— Start of Material provided —

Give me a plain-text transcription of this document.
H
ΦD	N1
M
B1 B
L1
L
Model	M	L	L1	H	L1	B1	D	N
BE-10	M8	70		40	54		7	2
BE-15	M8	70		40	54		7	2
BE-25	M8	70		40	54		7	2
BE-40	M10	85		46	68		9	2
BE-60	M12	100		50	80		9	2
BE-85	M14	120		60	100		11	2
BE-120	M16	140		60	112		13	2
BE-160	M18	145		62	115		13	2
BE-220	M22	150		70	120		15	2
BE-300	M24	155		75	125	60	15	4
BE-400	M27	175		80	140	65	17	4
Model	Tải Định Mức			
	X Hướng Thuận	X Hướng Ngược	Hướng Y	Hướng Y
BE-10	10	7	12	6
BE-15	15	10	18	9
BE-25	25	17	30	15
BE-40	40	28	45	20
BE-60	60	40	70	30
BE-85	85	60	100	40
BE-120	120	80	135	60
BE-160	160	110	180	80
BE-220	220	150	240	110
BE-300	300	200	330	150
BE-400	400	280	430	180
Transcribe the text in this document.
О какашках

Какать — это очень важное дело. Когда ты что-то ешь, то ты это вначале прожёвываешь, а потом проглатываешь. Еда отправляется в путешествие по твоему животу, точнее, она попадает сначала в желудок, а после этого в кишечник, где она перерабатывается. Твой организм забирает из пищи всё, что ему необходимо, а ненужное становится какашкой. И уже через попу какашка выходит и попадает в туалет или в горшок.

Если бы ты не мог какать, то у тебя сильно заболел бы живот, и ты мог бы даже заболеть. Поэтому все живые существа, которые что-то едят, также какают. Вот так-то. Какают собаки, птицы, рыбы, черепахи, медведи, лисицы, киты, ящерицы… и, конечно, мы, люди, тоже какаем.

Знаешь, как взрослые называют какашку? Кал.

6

— End of Material provided —

• _Task brief_:
From the entries above, copy every line where the word "document" shows up.

• _In response_:
Give me a plain-text transcription of this document.
Transcribe the text in this document.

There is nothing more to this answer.